### TASK PROMPT:
Below are records; work out how many of their lines hold the string "agree" and give that number alone.

[Stored data]
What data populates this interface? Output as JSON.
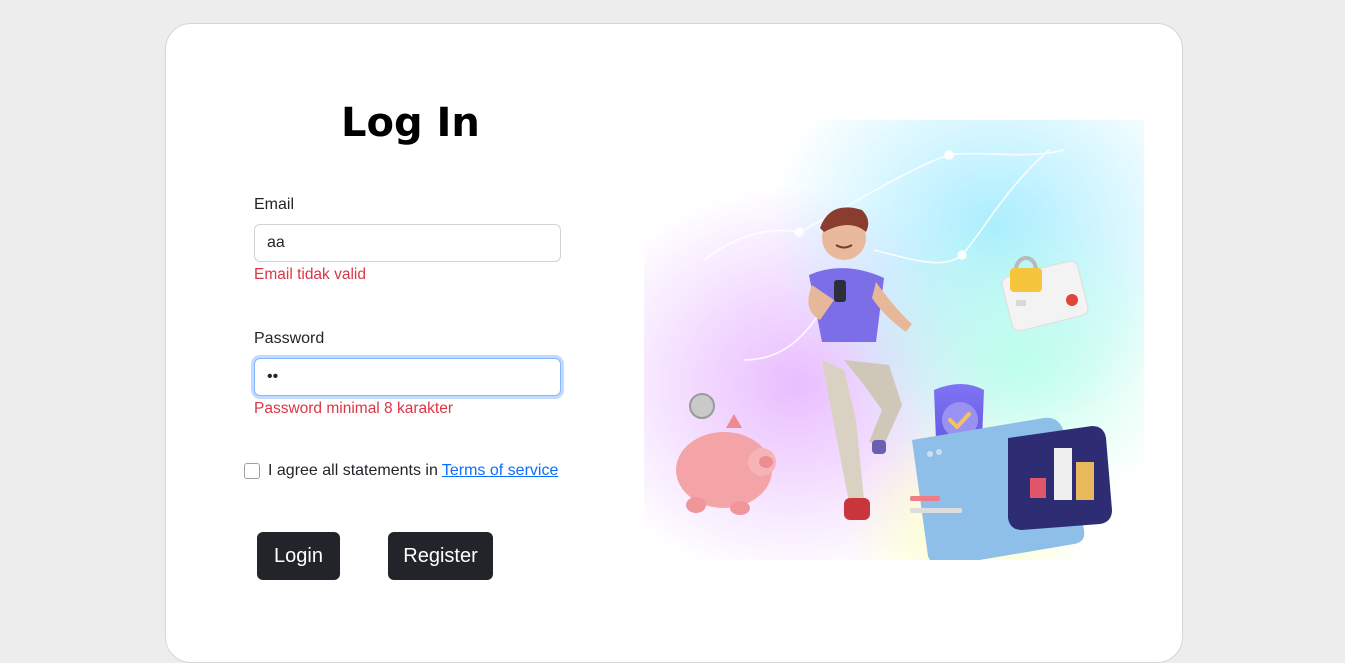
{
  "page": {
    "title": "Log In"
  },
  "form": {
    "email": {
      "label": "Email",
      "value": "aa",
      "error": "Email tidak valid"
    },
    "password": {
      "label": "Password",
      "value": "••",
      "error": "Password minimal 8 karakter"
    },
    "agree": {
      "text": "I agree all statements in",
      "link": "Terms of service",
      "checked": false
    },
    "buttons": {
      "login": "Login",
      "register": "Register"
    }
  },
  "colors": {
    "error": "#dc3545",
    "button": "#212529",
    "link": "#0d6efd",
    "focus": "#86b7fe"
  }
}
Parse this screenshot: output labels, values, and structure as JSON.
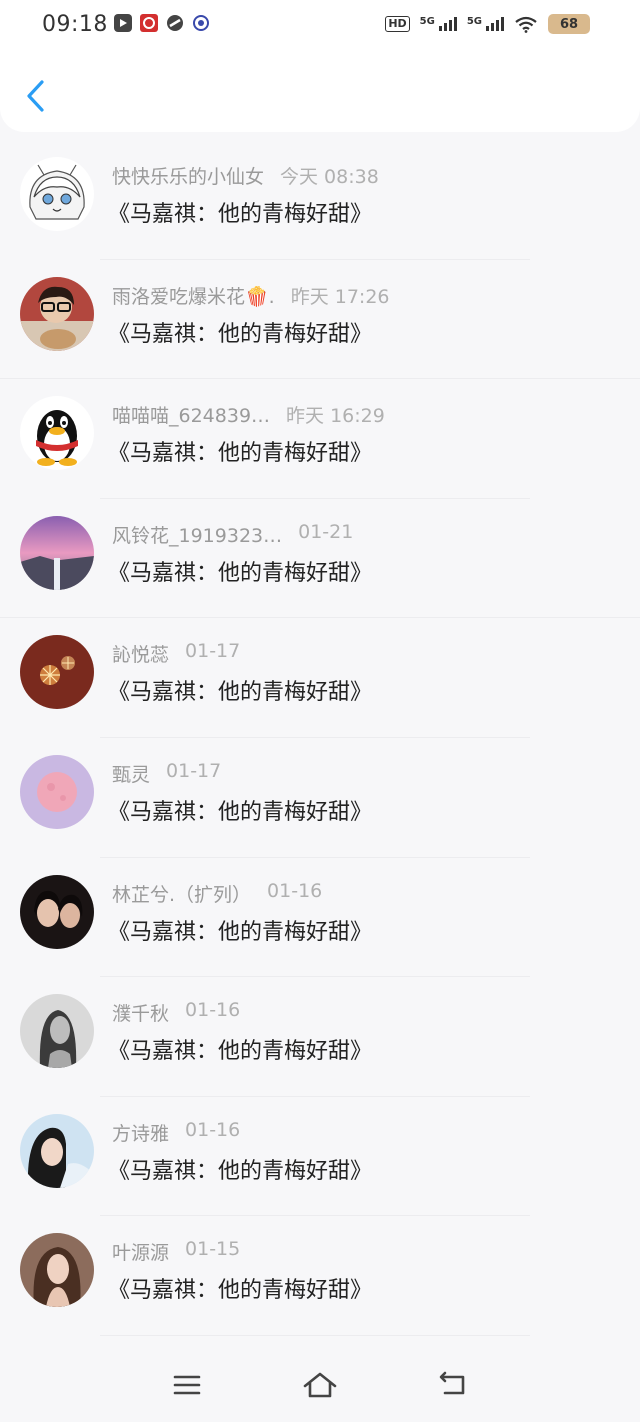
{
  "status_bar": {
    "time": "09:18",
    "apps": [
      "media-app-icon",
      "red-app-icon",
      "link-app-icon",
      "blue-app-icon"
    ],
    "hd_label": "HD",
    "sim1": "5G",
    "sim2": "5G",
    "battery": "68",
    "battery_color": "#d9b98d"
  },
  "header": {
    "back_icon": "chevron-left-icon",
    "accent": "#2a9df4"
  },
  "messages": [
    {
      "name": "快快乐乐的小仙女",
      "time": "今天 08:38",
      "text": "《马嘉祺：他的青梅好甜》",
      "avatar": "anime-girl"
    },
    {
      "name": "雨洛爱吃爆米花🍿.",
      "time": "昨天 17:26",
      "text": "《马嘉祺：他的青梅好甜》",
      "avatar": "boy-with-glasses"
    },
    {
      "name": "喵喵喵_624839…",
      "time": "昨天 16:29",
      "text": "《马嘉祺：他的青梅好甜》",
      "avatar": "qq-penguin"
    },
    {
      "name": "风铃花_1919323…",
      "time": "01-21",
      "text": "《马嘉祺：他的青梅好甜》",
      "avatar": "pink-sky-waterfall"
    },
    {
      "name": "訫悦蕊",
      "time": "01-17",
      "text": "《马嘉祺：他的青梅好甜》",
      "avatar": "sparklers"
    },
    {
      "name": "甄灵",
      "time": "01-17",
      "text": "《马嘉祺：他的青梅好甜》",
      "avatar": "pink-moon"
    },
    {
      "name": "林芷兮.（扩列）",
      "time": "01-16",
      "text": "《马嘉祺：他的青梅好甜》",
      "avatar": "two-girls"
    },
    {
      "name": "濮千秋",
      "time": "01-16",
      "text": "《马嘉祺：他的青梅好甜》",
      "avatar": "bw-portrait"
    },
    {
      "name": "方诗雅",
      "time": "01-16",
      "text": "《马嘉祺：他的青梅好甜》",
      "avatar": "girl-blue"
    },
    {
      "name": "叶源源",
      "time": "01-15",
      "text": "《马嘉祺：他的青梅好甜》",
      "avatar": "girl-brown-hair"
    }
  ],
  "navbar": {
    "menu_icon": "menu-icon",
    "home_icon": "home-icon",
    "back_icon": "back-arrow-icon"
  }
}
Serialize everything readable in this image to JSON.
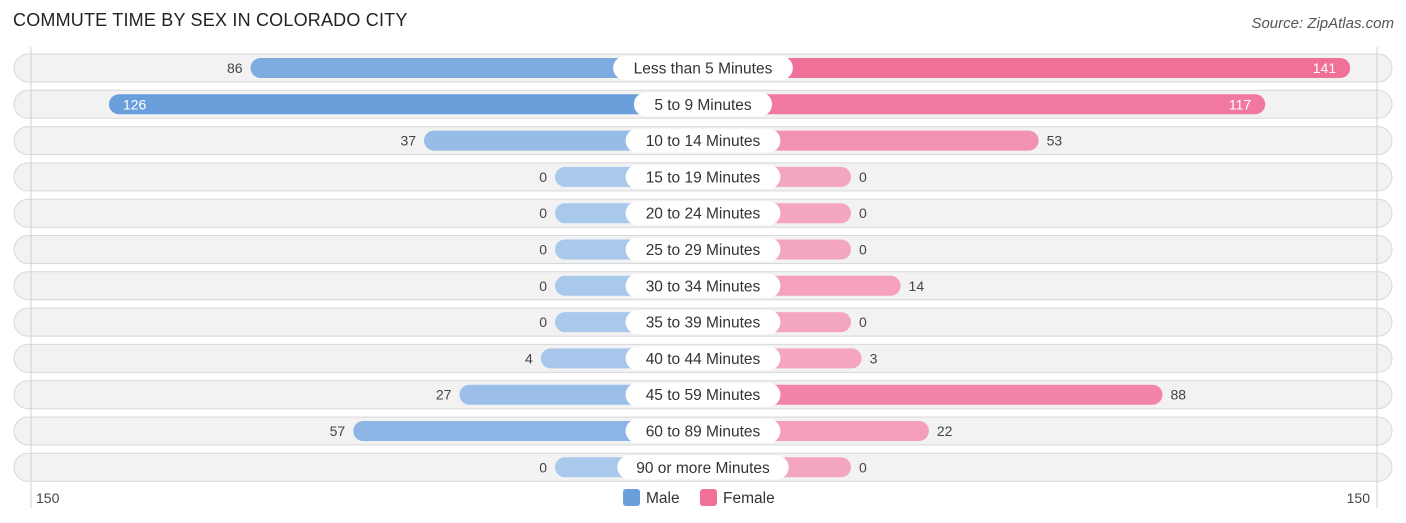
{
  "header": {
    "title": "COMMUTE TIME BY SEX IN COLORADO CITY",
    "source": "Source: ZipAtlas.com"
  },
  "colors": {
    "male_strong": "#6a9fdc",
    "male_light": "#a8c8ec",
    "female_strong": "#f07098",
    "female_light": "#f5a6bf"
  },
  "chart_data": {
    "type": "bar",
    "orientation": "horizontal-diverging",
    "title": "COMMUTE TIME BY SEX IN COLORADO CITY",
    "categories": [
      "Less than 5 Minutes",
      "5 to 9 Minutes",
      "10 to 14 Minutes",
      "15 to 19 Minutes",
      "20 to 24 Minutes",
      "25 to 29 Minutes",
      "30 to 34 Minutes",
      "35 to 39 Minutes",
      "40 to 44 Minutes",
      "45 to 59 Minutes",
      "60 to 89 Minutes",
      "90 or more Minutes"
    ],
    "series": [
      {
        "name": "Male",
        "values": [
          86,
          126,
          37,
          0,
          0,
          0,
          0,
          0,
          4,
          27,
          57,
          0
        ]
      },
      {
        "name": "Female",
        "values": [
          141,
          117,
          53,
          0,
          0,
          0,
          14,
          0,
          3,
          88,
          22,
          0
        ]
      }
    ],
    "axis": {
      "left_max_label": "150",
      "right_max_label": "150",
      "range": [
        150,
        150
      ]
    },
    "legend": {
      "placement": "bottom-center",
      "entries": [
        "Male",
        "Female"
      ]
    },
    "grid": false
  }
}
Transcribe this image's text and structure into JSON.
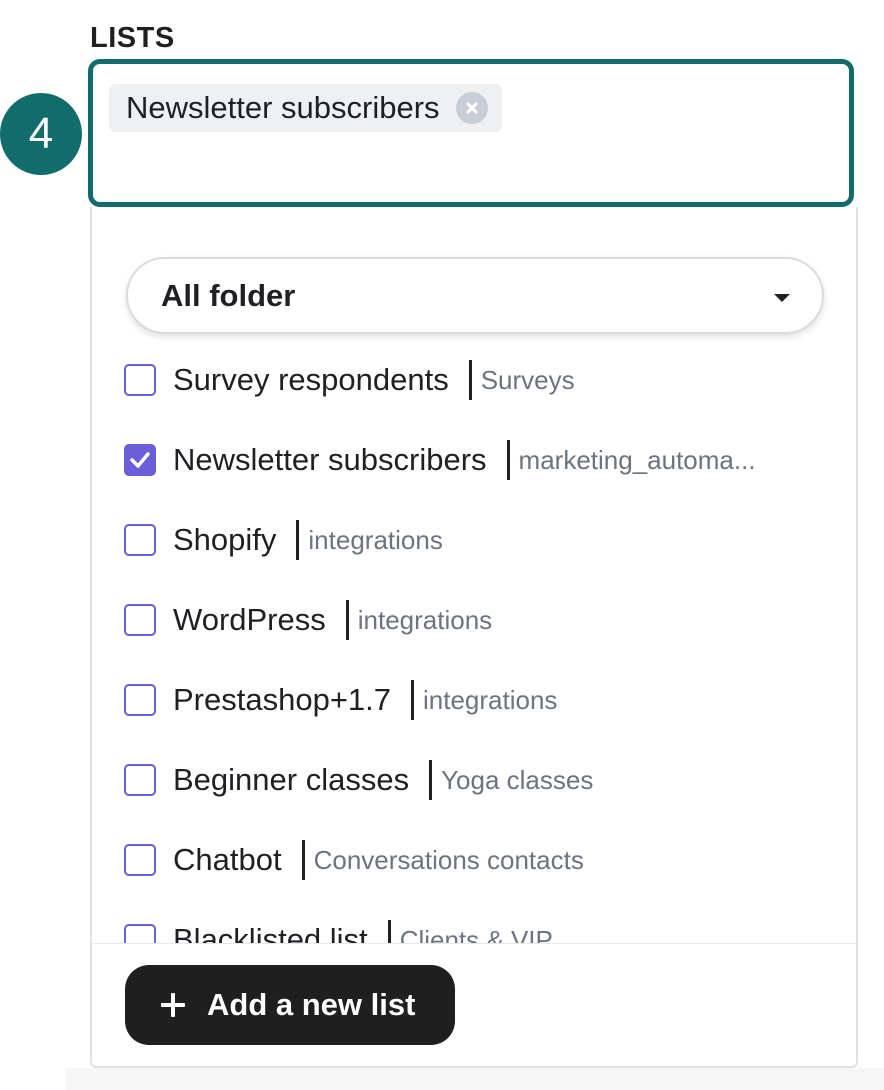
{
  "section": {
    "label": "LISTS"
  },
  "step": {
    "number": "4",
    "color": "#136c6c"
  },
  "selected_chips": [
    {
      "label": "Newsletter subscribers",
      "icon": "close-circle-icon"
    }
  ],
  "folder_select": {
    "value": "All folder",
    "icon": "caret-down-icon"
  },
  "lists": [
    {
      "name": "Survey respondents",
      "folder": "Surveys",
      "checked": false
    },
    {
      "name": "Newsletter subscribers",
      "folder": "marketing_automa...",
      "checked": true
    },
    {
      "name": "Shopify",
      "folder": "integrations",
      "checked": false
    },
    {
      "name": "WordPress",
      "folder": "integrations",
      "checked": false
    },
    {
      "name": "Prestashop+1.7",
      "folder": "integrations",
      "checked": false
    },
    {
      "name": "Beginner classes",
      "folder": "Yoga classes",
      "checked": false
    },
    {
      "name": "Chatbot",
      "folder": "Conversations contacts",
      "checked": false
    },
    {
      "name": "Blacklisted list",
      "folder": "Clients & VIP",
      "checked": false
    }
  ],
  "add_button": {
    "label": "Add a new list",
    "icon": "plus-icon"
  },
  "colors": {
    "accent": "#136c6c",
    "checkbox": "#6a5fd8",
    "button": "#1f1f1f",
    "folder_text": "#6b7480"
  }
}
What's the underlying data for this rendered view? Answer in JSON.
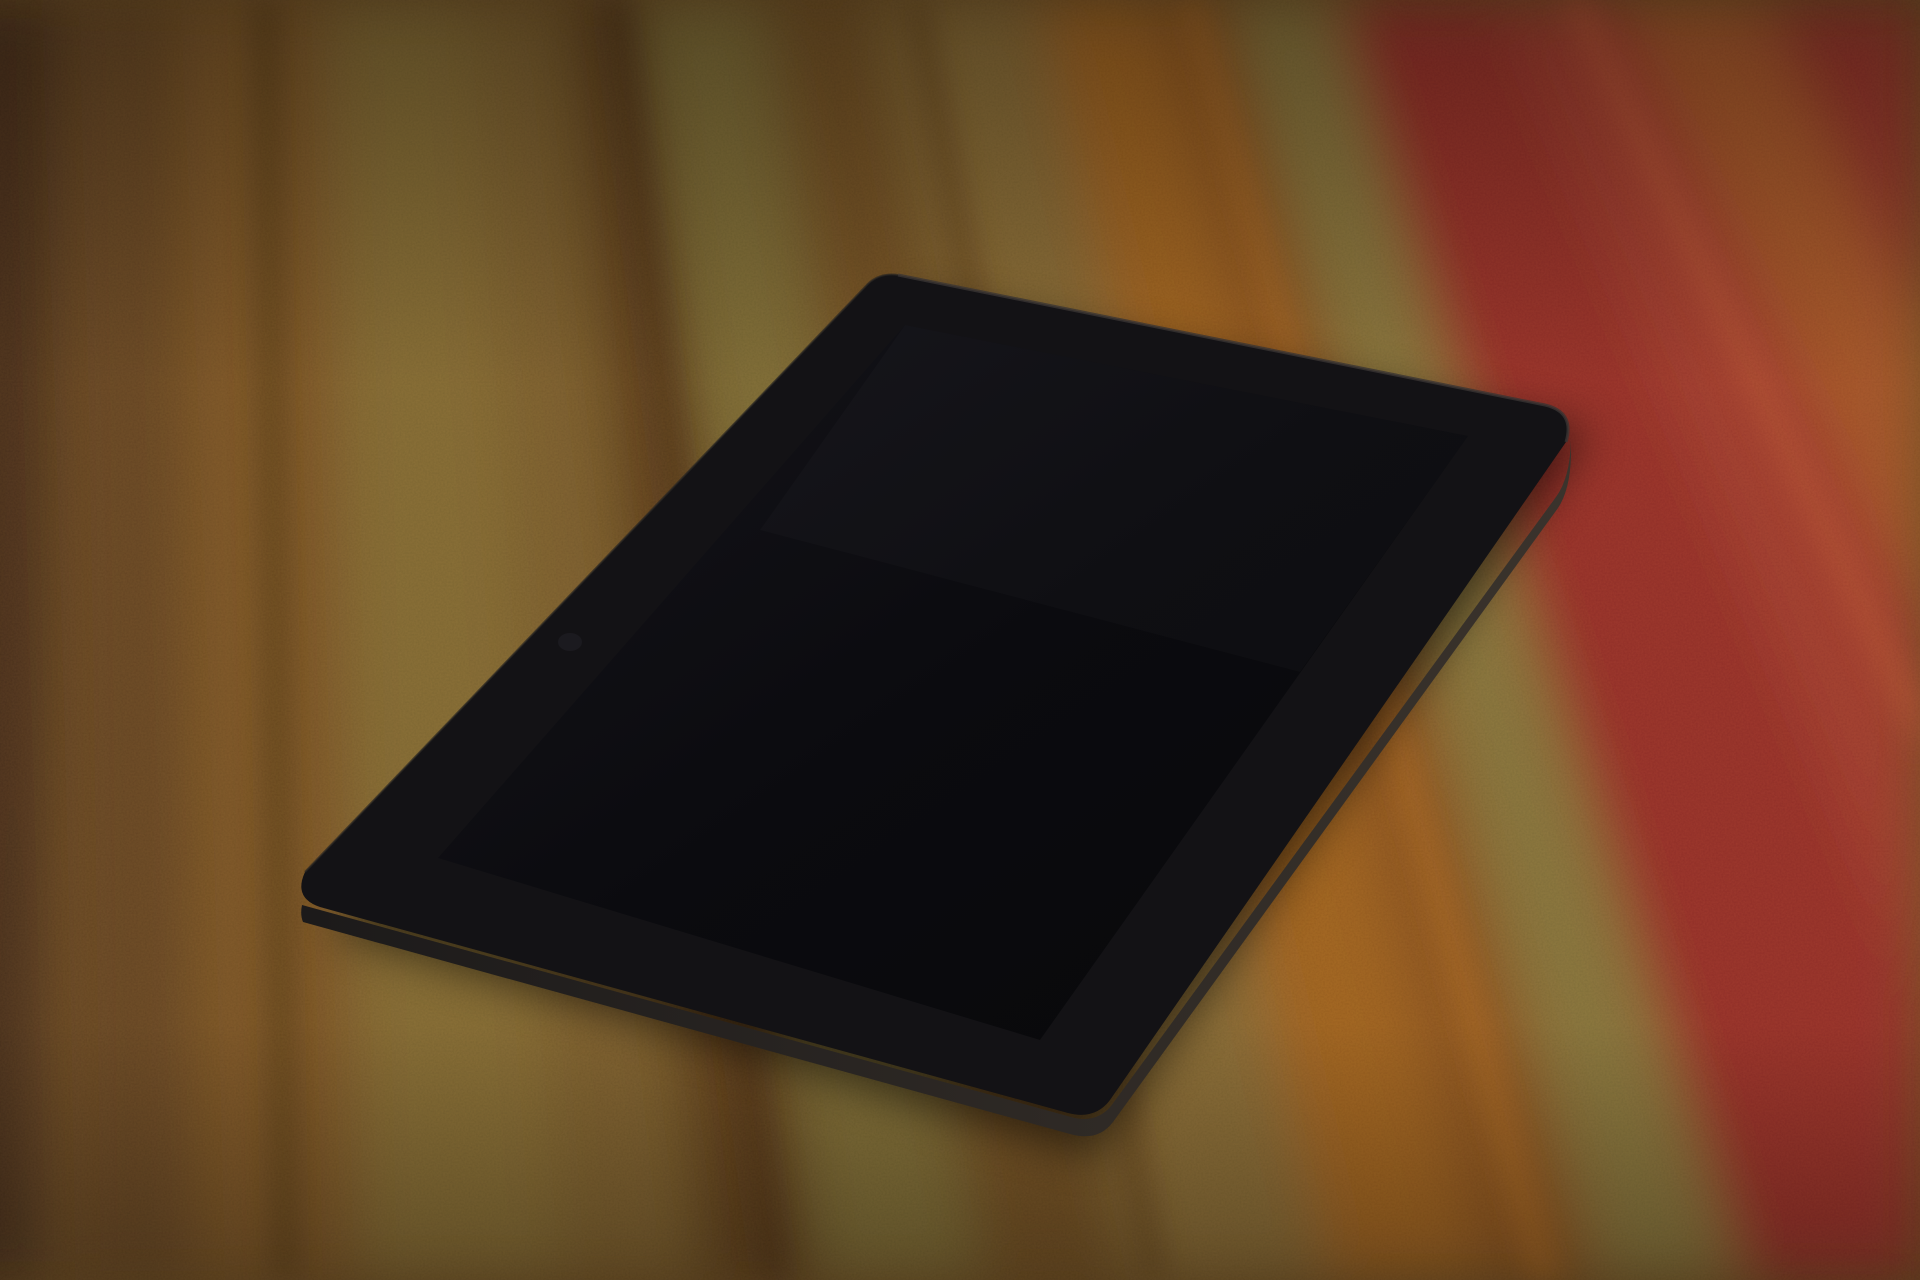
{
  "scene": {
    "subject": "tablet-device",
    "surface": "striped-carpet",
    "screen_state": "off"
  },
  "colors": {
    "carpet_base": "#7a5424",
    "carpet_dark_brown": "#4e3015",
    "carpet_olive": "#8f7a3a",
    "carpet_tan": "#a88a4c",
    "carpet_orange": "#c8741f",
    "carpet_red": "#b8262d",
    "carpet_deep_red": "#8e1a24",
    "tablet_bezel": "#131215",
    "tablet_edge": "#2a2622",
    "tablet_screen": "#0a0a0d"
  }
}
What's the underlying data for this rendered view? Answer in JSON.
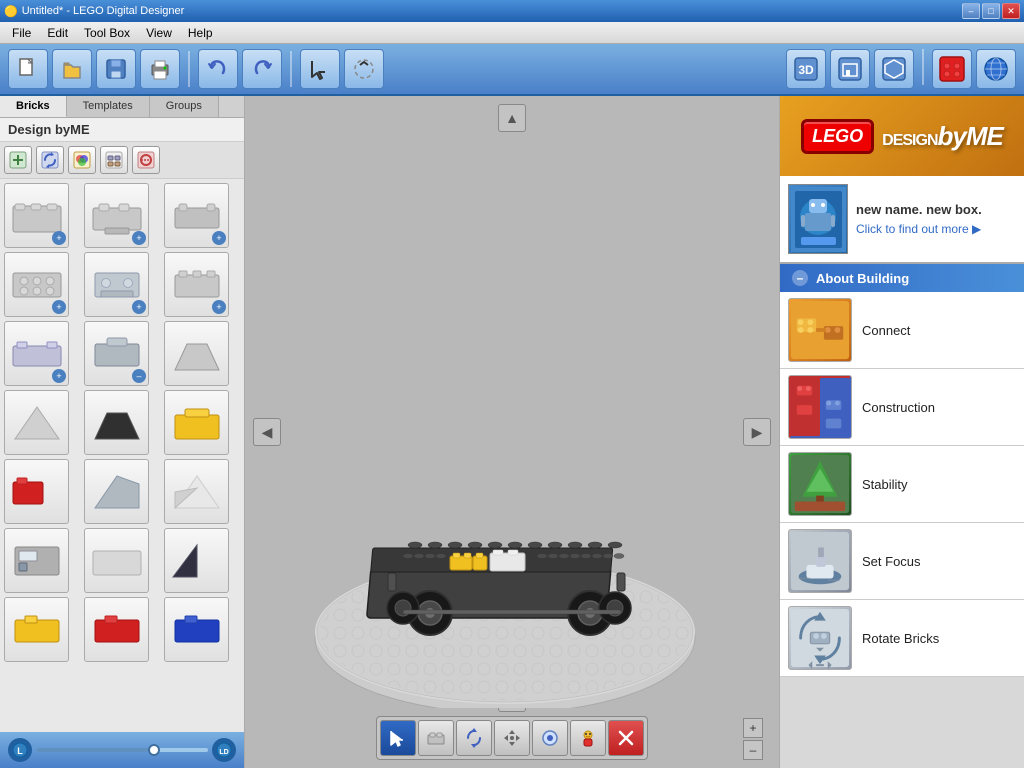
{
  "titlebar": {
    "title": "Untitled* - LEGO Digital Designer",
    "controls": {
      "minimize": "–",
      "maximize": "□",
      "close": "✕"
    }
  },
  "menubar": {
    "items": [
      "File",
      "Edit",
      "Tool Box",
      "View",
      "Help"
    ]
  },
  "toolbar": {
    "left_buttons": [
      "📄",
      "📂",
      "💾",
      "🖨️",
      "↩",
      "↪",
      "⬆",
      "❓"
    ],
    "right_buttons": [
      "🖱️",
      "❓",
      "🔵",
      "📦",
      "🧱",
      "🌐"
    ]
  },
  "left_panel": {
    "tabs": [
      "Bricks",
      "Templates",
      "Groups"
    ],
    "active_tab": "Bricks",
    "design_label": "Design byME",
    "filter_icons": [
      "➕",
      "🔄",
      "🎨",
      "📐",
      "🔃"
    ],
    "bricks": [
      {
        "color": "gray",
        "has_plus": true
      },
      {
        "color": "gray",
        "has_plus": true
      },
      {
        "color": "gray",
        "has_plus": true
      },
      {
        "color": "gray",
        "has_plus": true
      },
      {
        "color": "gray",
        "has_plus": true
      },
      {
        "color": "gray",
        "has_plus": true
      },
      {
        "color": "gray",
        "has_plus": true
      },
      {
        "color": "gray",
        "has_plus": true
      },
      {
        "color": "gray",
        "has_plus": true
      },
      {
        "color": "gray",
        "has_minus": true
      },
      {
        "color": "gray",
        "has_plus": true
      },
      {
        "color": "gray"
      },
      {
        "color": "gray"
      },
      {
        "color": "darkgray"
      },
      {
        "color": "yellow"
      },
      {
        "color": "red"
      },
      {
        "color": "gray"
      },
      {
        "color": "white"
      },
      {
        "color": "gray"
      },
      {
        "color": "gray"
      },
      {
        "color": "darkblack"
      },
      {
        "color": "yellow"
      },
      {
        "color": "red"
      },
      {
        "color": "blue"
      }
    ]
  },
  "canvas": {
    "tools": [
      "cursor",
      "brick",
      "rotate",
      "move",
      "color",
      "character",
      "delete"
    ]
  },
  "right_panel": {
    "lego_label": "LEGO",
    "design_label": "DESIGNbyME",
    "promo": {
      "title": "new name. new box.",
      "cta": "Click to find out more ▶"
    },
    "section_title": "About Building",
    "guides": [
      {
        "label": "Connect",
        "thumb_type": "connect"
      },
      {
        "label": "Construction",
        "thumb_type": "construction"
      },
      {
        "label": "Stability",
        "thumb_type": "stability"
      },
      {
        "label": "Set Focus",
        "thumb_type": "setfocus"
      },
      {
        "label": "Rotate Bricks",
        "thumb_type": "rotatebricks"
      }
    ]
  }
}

### EXERCISE SOLUTION:
2